> WHAT THE TASK ASKS
Copy each line of the material below that includes the string "type".

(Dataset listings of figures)

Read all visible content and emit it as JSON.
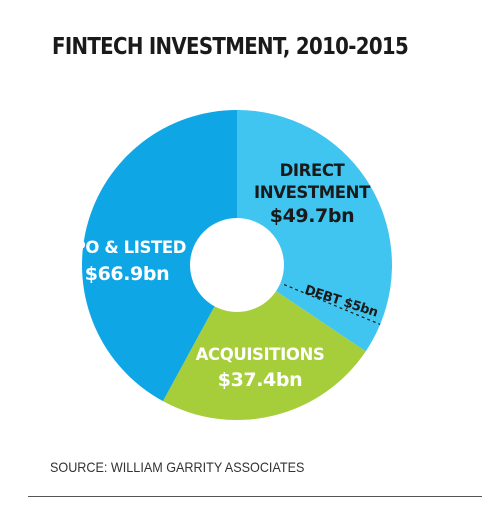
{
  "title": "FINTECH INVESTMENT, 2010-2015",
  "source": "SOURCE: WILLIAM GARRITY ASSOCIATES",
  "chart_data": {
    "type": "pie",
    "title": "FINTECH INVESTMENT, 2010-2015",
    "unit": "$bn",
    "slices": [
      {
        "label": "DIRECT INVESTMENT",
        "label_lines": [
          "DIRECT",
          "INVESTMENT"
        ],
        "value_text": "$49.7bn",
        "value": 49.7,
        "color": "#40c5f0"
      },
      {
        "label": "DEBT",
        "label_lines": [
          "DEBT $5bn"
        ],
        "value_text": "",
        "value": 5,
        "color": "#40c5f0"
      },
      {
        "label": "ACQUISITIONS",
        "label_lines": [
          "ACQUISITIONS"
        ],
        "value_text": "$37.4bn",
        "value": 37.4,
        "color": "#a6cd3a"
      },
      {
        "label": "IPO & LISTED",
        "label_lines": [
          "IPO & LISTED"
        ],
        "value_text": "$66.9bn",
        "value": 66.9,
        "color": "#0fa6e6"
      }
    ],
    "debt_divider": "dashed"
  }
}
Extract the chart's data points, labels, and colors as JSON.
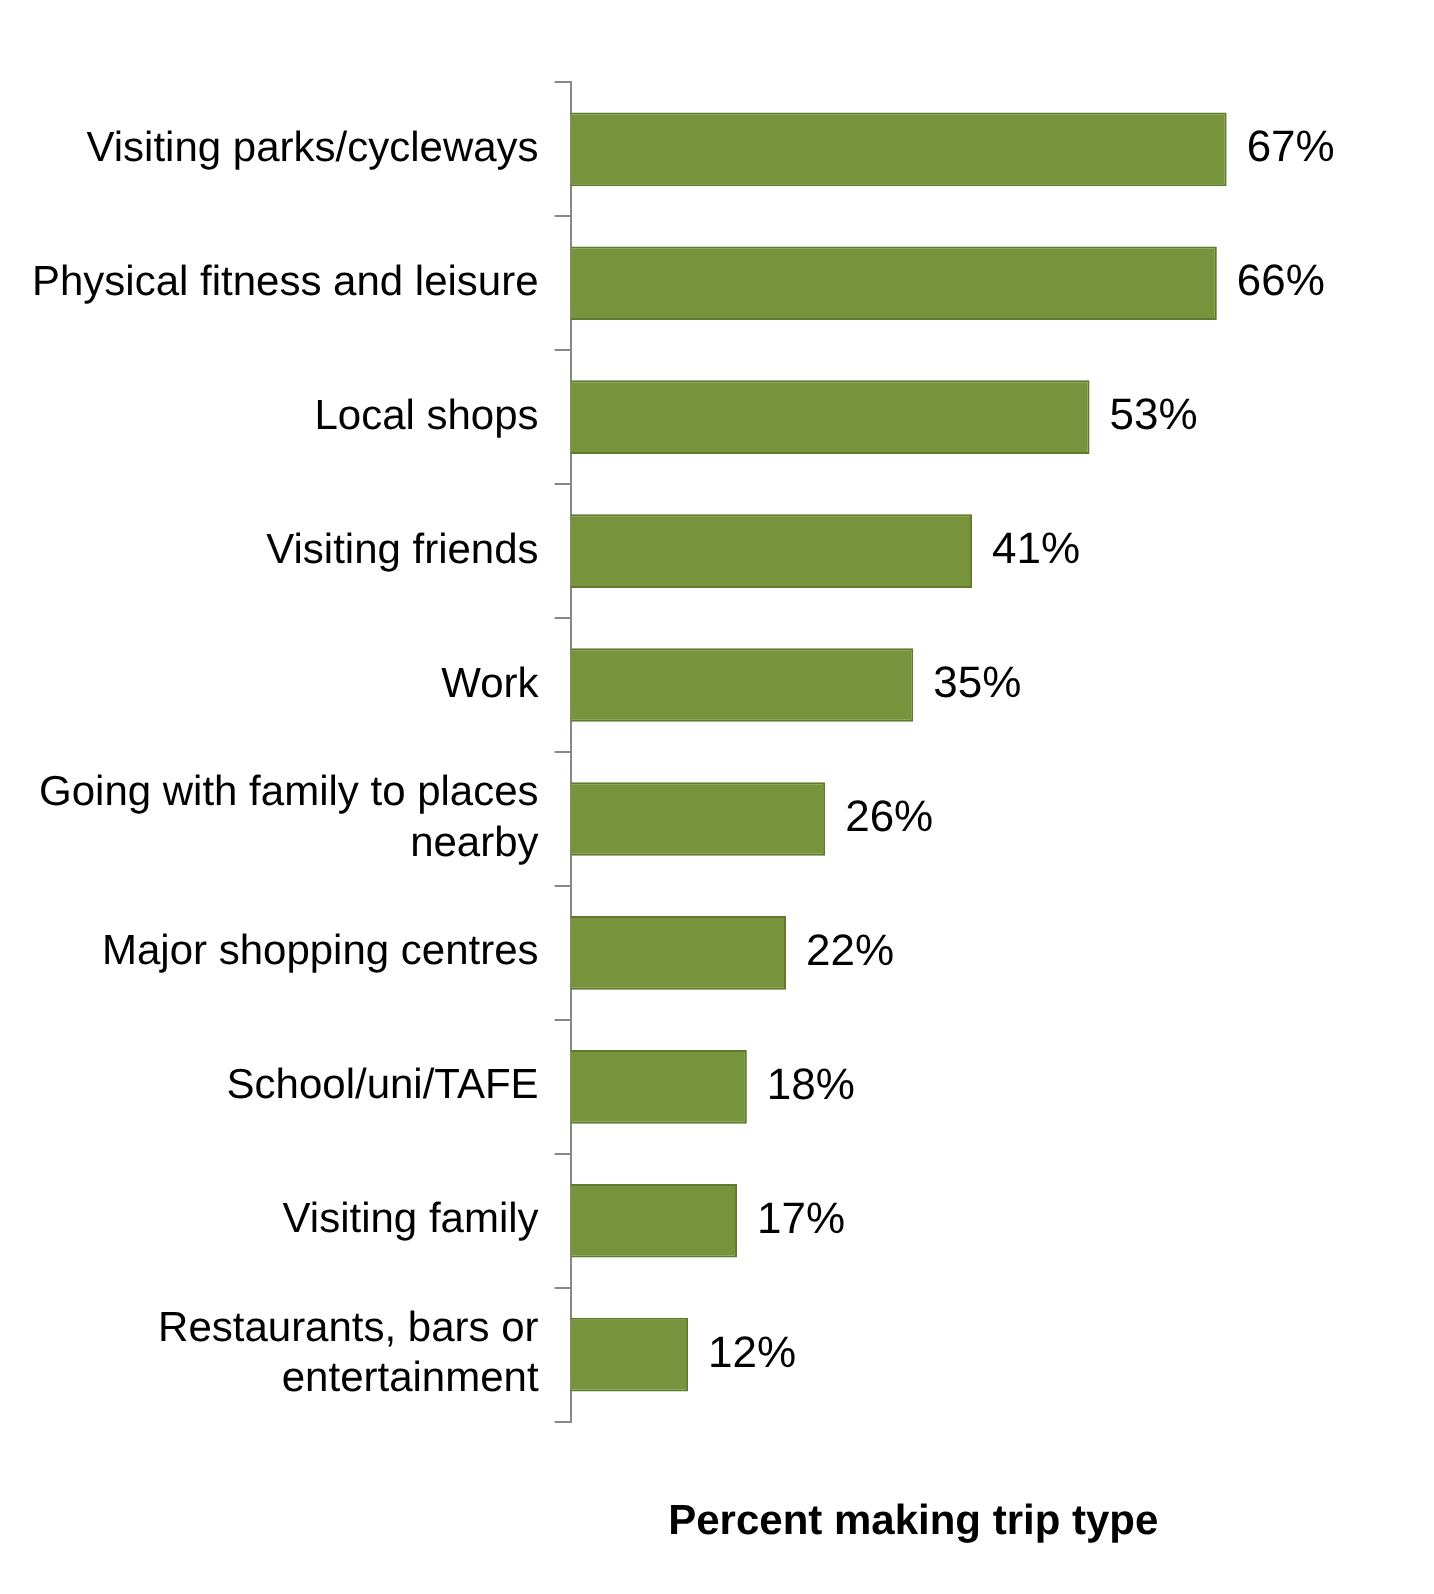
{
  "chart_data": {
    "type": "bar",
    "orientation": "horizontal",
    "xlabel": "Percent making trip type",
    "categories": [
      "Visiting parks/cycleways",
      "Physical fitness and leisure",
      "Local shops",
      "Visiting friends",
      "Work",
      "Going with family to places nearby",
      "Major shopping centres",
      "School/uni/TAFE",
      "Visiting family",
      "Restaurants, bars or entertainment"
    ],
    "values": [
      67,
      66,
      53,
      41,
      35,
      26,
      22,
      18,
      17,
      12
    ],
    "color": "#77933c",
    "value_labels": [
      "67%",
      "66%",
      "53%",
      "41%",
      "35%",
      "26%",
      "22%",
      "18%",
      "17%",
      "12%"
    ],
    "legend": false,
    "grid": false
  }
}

* * *

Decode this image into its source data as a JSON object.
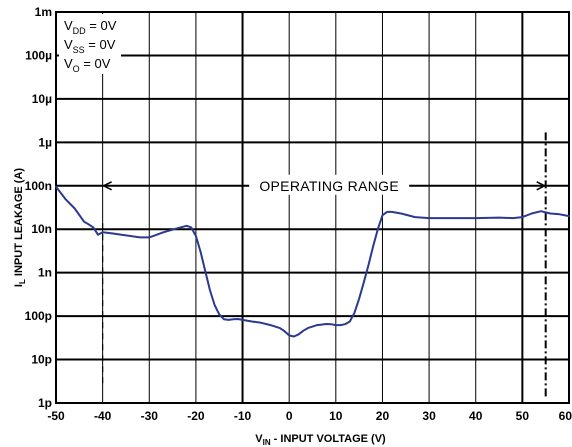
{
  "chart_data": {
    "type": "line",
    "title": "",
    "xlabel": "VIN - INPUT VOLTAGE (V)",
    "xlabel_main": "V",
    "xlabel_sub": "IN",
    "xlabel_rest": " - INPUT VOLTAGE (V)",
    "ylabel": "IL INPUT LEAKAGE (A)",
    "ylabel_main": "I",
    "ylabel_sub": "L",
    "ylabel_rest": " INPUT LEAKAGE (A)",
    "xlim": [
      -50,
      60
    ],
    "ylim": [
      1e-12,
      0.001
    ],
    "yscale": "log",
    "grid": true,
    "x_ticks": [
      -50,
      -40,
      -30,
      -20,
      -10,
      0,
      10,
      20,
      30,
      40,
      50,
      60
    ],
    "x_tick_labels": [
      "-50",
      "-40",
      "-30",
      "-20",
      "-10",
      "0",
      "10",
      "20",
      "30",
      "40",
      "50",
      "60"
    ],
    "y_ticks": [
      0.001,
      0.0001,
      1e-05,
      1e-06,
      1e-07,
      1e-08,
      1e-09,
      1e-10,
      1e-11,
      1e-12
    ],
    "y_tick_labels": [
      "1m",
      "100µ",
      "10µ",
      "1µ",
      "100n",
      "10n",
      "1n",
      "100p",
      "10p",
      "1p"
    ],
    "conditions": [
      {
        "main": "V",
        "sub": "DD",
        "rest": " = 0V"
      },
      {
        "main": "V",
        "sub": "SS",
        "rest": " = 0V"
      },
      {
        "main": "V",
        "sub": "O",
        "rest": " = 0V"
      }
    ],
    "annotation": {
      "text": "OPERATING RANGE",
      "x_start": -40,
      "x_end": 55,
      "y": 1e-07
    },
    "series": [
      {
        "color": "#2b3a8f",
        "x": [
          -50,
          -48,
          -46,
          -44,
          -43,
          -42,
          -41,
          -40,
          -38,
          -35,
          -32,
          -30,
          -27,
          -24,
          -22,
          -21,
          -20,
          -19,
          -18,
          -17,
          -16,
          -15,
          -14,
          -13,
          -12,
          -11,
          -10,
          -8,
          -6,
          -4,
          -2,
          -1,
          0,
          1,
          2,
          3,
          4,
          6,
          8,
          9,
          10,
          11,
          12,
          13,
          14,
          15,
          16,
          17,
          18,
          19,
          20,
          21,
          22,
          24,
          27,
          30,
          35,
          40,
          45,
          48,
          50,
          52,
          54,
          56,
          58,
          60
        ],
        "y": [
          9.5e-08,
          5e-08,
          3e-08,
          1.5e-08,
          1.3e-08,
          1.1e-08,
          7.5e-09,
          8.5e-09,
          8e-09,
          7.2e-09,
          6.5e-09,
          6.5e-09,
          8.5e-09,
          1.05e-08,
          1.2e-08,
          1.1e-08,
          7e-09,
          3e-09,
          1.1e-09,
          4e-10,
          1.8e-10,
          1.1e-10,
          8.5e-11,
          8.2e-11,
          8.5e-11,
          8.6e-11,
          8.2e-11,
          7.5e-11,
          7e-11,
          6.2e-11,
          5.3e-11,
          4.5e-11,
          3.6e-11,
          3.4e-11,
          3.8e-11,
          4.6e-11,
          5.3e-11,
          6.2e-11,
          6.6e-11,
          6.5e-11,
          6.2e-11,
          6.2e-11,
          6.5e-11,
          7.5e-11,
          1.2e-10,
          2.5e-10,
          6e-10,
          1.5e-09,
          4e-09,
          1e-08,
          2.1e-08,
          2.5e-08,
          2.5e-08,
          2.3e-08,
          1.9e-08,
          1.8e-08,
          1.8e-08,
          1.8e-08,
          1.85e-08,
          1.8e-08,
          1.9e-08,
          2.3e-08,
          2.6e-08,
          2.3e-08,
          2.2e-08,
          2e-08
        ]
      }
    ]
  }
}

> COMPLETE OUTPUT
    "type": "pie",
    "type": "bar",
    "xlabel": "Percent making trip type",
    "type": "line",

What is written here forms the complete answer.